▸ **Aim of the task**
Wherever the word "dito" appears in a line, extract that line.

▸ **Information provided**
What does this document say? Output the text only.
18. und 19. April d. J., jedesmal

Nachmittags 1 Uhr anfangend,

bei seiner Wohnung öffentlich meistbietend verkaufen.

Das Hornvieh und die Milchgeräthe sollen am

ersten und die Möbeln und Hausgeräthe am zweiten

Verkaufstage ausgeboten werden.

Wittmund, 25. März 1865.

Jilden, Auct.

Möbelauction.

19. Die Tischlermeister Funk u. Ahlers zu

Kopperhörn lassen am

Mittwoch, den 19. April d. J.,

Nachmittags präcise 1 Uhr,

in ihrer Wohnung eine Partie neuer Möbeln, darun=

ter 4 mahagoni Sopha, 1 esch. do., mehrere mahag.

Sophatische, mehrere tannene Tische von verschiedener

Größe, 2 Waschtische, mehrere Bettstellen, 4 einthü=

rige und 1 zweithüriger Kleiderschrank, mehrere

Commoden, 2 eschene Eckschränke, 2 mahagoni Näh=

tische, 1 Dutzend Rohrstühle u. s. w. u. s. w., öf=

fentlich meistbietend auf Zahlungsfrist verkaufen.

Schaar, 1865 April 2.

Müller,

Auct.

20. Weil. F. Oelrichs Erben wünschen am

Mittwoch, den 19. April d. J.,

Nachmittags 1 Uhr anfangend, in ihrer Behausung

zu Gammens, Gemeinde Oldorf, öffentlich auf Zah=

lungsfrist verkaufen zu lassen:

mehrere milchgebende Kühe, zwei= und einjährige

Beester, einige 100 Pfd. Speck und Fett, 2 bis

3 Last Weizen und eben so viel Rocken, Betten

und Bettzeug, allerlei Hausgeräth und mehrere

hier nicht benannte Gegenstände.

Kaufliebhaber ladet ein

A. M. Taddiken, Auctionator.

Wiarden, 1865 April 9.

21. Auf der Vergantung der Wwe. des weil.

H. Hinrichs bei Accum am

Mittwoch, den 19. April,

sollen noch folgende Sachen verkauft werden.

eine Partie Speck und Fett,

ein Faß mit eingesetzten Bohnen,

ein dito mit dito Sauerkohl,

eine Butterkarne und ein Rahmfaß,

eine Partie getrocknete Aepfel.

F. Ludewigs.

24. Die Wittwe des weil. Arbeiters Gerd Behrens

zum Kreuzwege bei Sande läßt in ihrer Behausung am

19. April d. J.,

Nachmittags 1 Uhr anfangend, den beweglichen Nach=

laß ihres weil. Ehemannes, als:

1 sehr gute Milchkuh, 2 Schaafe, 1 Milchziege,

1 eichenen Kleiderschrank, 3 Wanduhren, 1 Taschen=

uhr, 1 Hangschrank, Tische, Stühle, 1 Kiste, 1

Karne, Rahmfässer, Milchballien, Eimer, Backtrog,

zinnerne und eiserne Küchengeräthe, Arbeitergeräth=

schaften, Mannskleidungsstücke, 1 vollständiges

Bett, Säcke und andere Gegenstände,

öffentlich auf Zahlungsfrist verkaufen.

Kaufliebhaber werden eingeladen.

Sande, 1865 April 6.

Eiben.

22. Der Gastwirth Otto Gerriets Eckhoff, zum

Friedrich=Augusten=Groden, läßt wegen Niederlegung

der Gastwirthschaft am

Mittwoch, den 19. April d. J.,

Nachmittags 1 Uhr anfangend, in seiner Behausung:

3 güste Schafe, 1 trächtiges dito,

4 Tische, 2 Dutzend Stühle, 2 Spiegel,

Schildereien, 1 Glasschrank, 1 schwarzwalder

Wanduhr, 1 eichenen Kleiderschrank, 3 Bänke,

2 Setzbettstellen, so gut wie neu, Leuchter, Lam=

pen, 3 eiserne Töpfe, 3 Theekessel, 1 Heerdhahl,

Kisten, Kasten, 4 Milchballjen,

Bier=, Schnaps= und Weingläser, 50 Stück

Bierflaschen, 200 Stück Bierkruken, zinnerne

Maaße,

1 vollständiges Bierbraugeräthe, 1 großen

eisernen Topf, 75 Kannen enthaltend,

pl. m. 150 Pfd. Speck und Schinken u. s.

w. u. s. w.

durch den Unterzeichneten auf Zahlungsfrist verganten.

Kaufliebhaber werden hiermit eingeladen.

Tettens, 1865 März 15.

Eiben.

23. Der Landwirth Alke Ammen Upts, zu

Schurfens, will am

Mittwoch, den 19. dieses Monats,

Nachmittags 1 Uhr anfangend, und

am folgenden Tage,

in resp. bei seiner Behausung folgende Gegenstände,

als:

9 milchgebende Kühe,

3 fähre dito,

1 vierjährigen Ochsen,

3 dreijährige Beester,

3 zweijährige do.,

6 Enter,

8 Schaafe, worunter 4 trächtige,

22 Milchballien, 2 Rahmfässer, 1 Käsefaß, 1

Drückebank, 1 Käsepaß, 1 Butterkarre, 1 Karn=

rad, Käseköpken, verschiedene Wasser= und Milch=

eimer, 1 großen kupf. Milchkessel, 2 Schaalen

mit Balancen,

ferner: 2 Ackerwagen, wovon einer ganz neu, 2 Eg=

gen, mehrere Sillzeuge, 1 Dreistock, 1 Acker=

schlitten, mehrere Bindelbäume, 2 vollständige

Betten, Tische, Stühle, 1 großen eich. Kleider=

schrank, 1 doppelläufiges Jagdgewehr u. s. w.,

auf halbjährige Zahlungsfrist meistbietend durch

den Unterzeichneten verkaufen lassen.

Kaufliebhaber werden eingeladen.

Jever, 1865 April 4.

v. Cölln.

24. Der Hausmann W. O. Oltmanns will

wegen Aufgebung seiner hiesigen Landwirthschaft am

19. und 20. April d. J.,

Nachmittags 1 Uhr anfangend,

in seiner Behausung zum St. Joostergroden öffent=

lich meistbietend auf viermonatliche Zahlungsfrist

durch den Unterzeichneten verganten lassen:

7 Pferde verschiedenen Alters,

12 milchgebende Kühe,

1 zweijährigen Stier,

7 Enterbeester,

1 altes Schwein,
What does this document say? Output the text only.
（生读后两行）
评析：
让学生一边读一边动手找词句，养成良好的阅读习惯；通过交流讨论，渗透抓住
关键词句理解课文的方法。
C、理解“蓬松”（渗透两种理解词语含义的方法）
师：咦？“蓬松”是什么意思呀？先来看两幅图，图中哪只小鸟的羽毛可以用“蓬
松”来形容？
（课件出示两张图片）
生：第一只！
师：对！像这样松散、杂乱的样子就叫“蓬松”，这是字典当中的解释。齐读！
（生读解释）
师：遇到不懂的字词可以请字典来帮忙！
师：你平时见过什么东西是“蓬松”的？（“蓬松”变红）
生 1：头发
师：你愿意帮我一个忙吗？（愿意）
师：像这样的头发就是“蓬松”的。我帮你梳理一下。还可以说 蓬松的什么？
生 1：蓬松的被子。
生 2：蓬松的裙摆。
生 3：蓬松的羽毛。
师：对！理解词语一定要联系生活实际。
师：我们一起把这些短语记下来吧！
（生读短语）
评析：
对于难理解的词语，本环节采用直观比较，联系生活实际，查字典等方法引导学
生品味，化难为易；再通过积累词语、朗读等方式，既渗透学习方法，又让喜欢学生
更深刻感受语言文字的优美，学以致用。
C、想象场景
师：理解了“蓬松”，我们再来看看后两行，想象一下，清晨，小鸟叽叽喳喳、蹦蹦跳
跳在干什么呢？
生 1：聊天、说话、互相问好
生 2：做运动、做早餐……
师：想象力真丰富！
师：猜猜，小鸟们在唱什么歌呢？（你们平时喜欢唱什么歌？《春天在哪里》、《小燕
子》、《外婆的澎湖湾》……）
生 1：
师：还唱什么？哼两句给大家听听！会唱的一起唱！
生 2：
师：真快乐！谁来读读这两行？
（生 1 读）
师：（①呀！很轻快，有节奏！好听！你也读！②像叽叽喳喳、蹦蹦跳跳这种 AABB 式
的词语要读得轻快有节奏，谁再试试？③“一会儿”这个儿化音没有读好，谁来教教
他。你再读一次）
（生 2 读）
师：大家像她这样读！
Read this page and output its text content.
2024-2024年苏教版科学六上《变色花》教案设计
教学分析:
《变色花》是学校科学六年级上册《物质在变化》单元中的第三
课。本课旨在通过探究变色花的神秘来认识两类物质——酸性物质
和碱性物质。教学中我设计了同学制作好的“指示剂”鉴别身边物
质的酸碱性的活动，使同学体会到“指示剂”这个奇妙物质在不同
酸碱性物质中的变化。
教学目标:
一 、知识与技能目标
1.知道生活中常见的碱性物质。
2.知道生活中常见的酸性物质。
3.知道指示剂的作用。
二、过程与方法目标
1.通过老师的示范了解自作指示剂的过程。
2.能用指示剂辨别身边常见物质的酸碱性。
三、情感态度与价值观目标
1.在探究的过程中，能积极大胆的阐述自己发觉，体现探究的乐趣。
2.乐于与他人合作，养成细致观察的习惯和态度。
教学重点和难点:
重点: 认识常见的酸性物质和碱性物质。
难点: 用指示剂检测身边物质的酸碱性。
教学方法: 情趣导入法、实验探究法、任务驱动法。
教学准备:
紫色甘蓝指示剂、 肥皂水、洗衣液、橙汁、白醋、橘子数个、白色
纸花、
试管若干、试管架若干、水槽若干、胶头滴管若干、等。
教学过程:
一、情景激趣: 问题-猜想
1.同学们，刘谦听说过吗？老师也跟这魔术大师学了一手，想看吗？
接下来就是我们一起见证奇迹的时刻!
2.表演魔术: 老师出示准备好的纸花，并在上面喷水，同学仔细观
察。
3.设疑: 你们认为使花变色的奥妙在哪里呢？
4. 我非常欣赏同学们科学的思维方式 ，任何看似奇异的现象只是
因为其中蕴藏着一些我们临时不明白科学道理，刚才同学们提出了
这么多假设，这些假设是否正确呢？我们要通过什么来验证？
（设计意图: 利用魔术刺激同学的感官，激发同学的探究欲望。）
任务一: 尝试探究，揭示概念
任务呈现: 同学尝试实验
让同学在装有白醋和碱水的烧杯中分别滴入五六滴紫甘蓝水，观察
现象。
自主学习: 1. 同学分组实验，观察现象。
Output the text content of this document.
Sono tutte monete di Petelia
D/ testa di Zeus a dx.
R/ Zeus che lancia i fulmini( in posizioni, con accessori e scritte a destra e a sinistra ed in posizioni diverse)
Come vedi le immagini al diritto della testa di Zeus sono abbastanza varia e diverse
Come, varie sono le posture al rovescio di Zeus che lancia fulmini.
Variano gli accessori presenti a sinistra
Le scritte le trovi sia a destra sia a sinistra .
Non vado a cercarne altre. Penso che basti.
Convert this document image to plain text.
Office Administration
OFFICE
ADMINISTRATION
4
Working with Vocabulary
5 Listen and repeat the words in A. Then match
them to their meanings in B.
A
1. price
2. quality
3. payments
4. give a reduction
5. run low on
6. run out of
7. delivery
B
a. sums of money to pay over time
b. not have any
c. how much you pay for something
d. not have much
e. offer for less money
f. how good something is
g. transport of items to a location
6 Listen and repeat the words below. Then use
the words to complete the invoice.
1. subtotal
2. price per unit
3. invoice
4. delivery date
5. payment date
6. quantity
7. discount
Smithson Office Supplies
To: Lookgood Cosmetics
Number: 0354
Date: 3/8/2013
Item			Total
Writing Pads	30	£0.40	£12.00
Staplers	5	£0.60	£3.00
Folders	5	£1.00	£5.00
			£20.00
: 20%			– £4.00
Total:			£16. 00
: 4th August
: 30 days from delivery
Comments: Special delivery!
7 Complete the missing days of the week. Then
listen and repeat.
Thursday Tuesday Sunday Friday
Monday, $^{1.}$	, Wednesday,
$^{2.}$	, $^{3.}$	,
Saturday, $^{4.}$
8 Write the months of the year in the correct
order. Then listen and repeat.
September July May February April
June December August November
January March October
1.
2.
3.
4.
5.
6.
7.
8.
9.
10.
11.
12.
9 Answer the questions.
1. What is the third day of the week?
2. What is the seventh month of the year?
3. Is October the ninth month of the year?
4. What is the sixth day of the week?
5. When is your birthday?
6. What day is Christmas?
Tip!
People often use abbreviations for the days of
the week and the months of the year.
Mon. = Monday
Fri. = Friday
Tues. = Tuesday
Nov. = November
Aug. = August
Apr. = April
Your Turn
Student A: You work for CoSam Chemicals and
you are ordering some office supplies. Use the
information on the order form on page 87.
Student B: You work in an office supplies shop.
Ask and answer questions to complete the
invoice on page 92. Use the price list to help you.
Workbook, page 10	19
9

▸ **Solution**
ein dito mit dito Sauerkohl,
3 güste Schafe, 1 trächtiges dito,
3 fähre dito,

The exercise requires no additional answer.